Task description
All entries are to be quoted exactly; the images stay out of the copy.

Material supplied
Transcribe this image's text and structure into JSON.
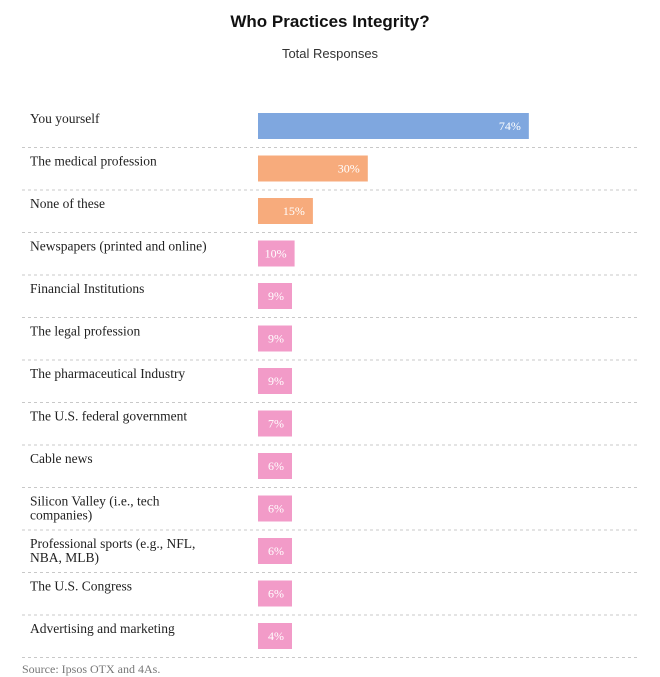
{
  "chart_data": {
    "type": "bar",
    "orientation": "horizontal",
    "title": "Who Practices Integrity?",
    "subtitle": "Total Responses",
    "value_suffix": "%",
    "xlim": [
      0,
      100
    ],
    "grid": false,
    "categories": [
      "You yourself",
      "The medical profession",
      "None of these",
      "Newspapers (printed and online)",
      "Financial Institutions",
      "The legal profession",
      "The pharmaceutical Industry",
      "The U.S. federal government",
      "Cable news",
      "Silicon Valley (i.e., tech companies)",
      "Professional sports (e.g., NFL, NBA, MLB)",
      "The U.S. Congress",
      "Advertising and marketing"
    ],
    "values": [
      74,
      30,
      15,
      10,
      9,
      9,
      9,
      7,
      6,
      6,
      6,
      6,
      4
    ],
    "colors": [
      "#7fa7df",
      "#f7ab7c",
      "#f7ab7c",
      "#f29bc8",
      "#f29bc8",
      "#f29bc8",
      "#f29bc8",
      "#f29bc8",
      "#f29bc8",
      "#f29bc8",
      "#f29bc8",
      "#f29bc8",
      "#f29bc8"
    ],
    "source": "Source: Ipsos OTX and 4As."
  }
}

Output of the task
Transcribe this image's text and structure into JSON.
{
  "chart_data": {
    "type": "bar",
    "orientation": "horizontal",
    "title": "Who Practices Integrity?",
    "subtitle": "Total Responses",
    "value_suffix": "%",
    "xlim": [
      0,
      100
    ],
    "grid": false,
    "categories": [
      "You yourself",
      "The medical profession",
      "None of these",
      "Newspapers (printed and online)",
      "Financial Institutions",
      "The legal profession",
      "The pharmaceutical Industry",
      "The U.S. federal government",
      "Cable news",
      "Silicon Valley (i.e., tech companies)",
      "Professional sports (e.g., NFL, NBA, MLB)",
      "The U.S. Congress",
      "Advertising and marketing"
    ],
    "values": [
      74,
      30,
      15,
      10,
      9,
      9,
      9,
      7,
      6,
      6,
      6,
      6,
      4
    ],
    "colors": [
      "#7fa7df",
      "#f7ab7c",
      "#f7ab7c",
      "#f29bc8",
      "#f29bc8",
      "#f29bc8",
      "#f29bc8",
      "#f29bc8",
      "#f29bc8",
      "#f29bc8",
      "#f29bc8",
      "#f29bc8",
      "#f29bc8"
    ],
    "source": "Source: Ipsos OTX and 4As."
  }
}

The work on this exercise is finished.